>> Start Records for this task

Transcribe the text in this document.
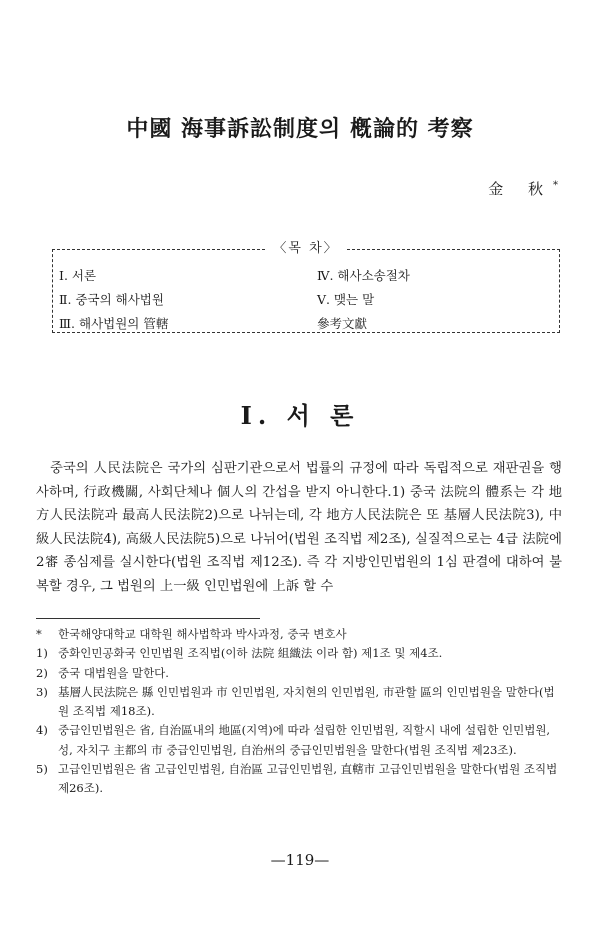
中國 海事訴訟制度의 槪論的 考察
金 秋*
〈목 차〉
Ⅰ. 서론
Ⅱ. 중국의 해사법원
Ⅲ. 해사법원의 管轄
Ⅳ. 해사소송절차
Ⅴ. 맺는 말
參考文獻
Ⅰ. 서 론

중국의 人民法院은 국가의 심판기관으로서 법률의 규정에 따라 독립적으로 재판권을 행사하며, 行政機關, 사회단체나 個人의 간섭을 받지 아니한다.1) 중국 法院의 體系는 각 地方人民法院과 最高人民法院2)으로 나뉘는데, 각 地方人民法院은 또 基層人民法院3), 中級人民法院4), 高級人民法院5)으로 나뉘어(법원 조직법 제2조), 실질적으로는 4급 法院에 2審 종심제를 실시한다(법원 조직법 제12조). 즉 각 지방인민법원의 1심 판결에 대하여 불복할 경우, 그 법원의 上一級 인민법원에 上訴 할 수

*	한국해양대학교 대학원 해사법학과 박사과정, 중국 변호사
1) 중화인민공화국 인민법원 조직법(이하 法院 組織法 이라 함) 제1조 및 제4조.
2) 중국 대법원을 말한다.
3) 基層人民法院은 縣 인민법원과 市 인민법원, 자치현의 인민법원, 市관할 區의 인민법원을 말한다(법원 조직법 제18조).
4) 중급인민법원은 省, 自治區내의 地區(지역)에 따라 설립한 인민법원, 직할시 내에 설립한 인민법원, 성, 자치구 主都의 市 중급인민법원, 自治州의 중급인민법원을 말한다(법원 조직법 제23조).
5) 고급인민법원은 省 고급인민법원, 自治區 고급인민법원, 直轄市 고급인민법원을 말한다(법원 조직법 제26조).
—119—
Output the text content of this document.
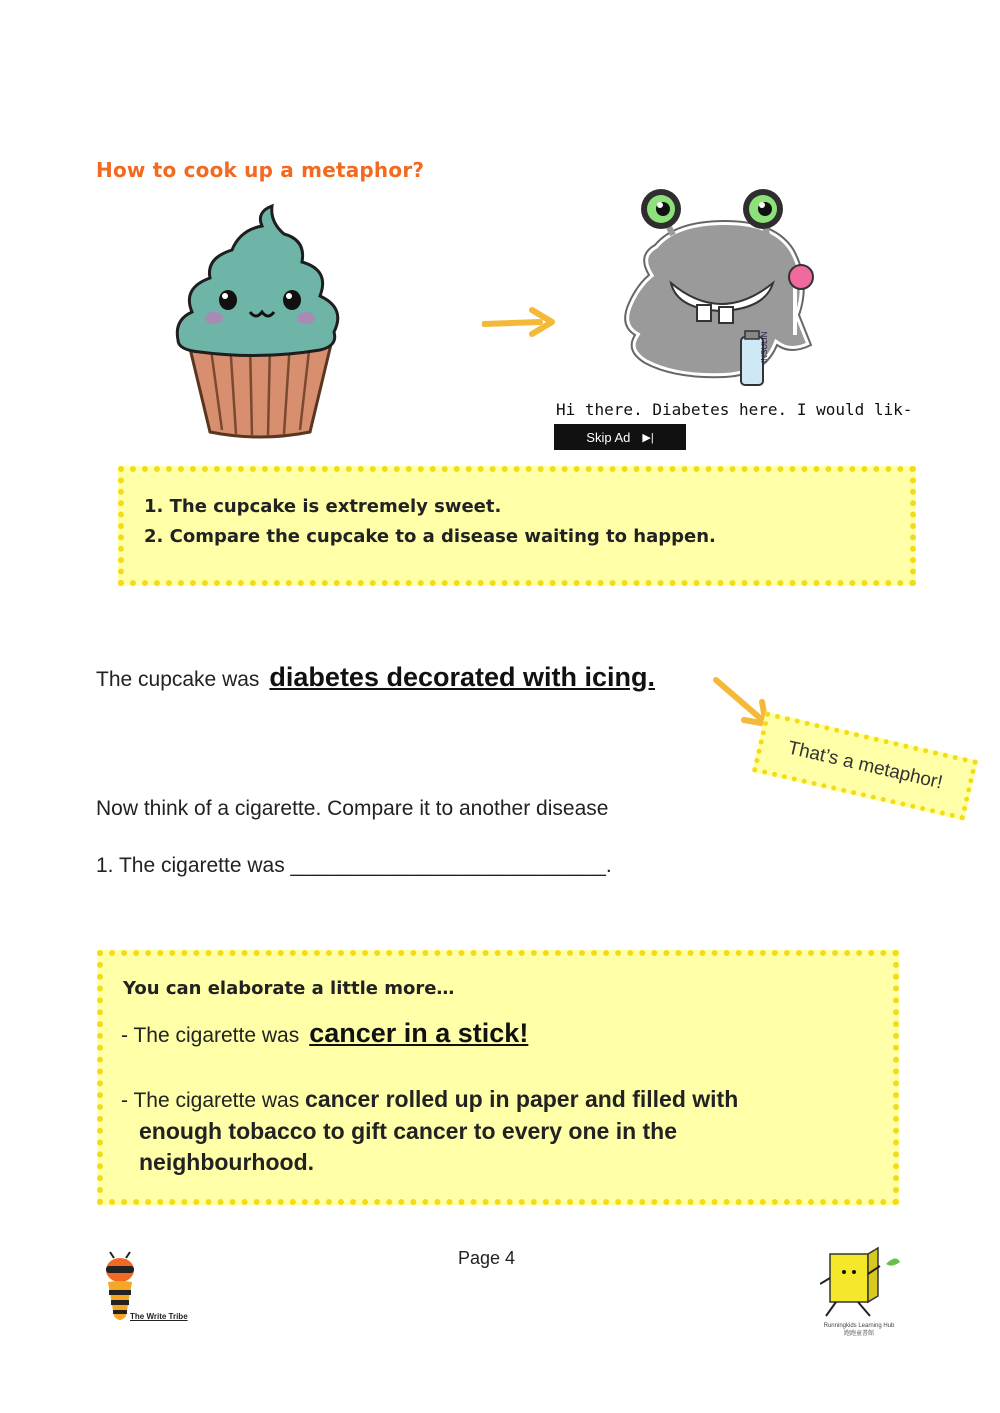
How to cook up a metaphor?
INSULIN
Hi there. Diabetes here. I would lik-
Skip Ad ▶|
1. The cupcake is extremely sweet.
2. Compare the cupcake to a disease waiting to happen.
The cupcake was diabetes decorated with icing.
That’s a metaphor!
Now think of a cigarette. Compare it to another disease
1. The cigarette was ___________________________.
You can elaborate a little more…
- The cigarette was cancer in a stick!
- The cigarette was cancer rolled up in paper and filled with
enough tobacco to gift cancer to every one in the
neighbourhood.
Page 4
The Write Tribe
Runningkids Learning Hub
跑跑童書館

>> End Records for this task

The task:
Write out the entries above word for word. Do not include the pictures.

Solution to the exercise:
Transcribe the text in this document.
中國 海事訴訟制度의 槪論的 考察
金 秋*
〈목 차〉
Ⅰ. 서론
Ⅱ. 중국의 해사법원
Ⅲ. 해사법원의 管轄
Ⅳ. 해사소송절차
Ⅴ. 맺는 말
參考文獻
Ⅰ. 서 론

중국의 人民法院은 국가의 심판기관으로서 법률의 규정에 따라 독립적으로 재판권을 행사하며, 行政機關, 사회단체나 個人의 간섭을 받지 아니한다.1) 중국 法院의 體系는 각 地方人民法院과 最高人民法院2)으로 나뉘는데, 각 地方人民法院은 또 基層人民法院3), 中級人民法院4), 高級人民法院5)으로 나뉘어(법원 조직법 제2조), 실질적으로는 4급 法院에 2審 종심제를 실시한다(법원 조직법 제12조). 즉 각 지방인민법원의 1심 판결에 대하여 불복할 경우, 그 법원의 上一級 인민법원에 上訴 할 수

*	한국해양대학교 대학원 해사법학과 박사과정, 중국 변호사
1) 중화인민공화국 인민법원 조직법(이하 法院 組織法 이라 함) 제1조 및 제4조.
2) 중국 대법원을 말한다.
3) 基層人民法院은 縣 인민법원과 市 인민법원, 자치현의 인민법원, 市관할 區의 인민법원을 말한다(법원 조직법 제18조).
4) 중급인민법원은 省, 自治區내의 地區(지역)에 따라 설립한 인민법원, 직할시 내에 설립한 인민법원, 성, 자치구 主都의 市 중급인민법원, 自治州의 중급인민법원을 말한다(법원 조직법 제23조).
5) 고급인민법원은 省 고급인민법원, 自治區 고급인민법원, 直轄市 고급인민법원을 말한다(법원 조직법 제26조).
—119—
Output the text content of this document.
How to cook up a metaphor?
INSULIN
Hi there. Diabetes here. I would lik-
Skip Ad ▶|
1. The cupcake is extremely sweet.
2. Compare the cupcake to a disease waiting to happen.
The cupcake was diabetes decorated with icing.
That’s a metaphor!
Now think of a cigarette. Compare it to another disease
1. The cigarette was ___________________________.
You can elaborate a little more…
- The cigarette was cancer in a stick!
- The cigarette was cancer rolled up in paper and filled with
enough tobacco to gift cancer to every one in the
neighbourhood.
Page 4
The Write Tribe
Runningkids Learning Hub
跑跑童書館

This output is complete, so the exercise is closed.